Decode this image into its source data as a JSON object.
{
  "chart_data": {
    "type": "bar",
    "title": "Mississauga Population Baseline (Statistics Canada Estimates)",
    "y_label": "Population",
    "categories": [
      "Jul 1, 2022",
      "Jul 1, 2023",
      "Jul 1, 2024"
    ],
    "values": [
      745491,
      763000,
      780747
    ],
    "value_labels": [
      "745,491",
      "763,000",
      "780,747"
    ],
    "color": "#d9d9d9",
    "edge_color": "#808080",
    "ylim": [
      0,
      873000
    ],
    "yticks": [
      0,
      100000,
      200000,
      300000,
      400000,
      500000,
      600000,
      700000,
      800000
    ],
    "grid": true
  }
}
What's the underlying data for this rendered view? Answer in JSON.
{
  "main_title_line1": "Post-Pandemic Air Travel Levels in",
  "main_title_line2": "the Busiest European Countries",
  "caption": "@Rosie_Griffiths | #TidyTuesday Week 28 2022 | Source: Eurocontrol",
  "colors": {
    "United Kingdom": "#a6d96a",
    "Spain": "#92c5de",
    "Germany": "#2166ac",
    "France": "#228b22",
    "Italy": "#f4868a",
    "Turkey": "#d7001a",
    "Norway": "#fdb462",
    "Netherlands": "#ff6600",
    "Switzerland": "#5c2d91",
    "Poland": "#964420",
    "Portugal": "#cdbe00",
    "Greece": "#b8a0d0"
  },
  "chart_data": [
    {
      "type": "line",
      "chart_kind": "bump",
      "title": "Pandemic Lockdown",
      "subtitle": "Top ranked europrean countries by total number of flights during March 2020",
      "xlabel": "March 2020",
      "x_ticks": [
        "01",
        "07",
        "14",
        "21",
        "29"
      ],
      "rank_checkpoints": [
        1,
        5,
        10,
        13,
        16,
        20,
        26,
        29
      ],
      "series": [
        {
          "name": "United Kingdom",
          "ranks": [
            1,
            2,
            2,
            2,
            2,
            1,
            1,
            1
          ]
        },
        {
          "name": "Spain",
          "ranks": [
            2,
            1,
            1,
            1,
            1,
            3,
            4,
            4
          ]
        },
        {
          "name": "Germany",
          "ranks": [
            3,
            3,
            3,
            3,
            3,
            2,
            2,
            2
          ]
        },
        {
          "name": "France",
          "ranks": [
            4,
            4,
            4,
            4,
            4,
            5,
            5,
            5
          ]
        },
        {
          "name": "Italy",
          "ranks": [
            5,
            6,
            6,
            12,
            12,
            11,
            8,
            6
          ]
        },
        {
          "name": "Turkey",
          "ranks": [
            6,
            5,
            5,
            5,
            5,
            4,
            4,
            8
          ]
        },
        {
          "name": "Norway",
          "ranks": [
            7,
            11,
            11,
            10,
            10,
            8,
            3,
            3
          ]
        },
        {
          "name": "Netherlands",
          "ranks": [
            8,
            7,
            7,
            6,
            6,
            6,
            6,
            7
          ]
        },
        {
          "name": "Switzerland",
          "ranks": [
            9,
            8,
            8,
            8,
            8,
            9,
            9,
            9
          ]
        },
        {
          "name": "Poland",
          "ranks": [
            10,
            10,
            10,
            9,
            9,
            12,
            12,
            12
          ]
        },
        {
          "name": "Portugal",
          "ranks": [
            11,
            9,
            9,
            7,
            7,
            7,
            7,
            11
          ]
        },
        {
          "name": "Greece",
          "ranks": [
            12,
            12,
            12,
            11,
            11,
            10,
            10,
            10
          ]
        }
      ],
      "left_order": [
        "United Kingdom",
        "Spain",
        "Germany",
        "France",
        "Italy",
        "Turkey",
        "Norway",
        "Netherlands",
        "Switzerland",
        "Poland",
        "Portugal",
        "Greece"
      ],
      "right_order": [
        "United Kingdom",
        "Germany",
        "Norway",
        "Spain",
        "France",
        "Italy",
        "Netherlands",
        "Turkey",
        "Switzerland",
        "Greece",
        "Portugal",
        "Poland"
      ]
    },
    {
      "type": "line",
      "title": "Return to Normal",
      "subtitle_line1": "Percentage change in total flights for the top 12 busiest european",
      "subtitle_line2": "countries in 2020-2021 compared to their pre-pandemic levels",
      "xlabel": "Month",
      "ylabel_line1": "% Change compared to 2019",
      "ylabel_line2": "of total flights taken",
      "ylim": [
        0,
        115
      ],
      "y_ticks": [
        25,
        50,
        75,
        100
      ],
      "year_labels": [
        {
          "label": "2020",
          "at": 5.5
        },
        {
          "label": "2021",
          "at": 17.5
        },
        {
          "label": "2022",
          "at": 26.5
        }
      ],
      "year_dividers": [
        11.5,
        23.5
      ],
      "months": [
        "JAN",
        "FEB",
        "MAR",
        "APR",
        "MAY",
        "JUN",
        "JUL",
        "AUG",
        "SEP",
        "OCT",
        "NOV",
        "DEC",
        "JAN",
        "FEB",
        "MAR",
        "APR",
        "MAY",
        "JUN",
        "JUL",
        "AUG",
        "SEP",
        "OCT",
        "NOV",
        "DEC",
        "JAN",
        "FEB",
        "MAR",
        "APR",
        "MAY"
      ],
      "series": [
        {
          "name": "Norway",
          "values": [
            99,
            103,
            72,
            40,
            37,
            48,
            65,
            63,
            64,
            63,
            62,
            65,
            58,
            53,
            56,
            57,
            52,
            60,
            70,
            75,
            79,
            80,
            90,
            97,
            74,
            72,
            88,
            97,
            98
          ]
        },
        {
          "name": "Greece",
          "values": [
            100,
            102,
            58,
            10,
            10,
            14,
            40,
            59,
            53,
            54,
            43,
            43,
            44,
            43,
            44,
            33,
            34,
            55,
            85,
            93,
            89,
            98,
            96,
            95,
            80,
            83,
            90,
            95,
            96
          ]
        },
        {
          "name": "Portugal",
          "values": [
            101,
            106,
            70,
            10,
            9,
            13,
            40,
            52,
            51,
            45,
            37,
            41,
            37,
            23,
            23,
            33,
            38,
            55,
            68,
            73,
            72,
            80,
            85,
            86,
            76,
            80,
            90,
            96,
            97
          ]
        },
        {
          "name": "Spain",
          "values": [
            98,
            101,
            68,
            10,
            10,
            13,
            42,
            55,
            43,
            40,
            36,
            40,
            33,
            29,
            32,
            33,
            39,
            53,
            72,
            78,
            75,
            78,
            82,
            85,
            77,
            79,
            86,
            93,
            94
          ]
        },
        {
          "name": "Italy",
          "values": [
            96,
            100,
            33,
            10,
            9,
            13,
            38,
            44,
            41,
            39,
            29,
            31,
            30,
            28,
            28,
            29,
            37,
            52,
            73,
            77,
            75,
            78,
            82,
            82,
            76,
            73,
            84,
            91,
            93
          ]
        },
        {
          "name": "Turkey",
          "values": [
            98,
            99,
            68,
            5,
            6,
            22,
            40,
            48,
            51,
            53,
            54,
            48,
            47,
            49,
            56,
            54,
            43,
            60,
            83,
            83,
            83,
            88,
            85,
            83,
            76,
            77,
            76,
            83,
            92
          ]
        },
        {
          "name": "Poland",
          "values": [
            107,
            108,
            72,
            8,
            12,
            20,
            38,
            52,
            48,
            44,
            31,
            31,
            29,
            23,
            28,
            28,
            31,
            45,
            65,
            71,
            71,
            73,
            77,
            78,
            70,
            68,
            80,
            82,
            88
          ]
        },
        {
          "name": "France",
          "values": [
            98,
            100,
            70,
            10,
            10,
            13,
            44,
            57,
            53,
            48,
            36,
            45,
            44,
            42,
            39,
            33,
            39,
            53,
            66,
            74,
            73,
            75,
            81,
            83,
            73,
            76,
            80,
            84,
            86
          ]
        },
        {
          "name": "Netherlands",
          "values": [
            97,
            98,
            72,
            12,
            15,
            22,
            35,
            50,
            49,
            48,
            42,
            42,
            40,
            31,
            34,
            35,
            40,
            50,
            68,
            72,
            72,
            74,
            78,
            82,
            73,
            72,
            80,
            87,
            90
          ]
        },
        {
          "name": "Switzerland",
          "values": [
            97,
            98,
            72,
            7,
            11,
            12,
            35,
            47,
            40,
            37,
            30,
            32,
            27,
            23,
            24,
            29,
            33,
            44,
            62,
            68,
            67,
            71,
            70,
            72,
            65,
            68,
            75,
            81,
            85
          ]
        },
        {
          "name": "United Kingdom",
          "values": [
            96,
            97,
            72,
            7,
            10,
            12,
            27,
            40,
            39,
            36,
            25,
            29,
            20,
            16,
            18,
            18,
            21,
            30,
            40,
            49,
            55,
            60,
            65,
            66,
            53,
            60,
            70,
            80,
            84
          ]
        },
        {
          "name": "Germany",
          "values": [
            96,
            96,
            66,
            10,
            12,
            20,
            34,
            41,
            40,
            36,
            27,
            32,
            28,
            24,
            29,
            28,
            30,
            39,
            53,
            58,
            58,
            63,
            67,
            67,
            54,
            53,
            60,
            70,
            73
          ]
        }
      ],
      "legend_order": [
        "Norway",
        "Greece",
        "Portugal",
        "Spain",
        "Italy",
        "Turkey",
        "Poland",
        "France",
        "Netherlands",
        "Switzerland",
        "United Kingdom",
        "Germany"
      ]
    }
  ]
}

━━━━━━━━━━━━━━━━━━━━

Set out every line from the material that contains the string "this".

* THE RESPONSE:
Decode this image into its source data as a JSON object.
What's the underlying data for this rendered view? Answer in JSON.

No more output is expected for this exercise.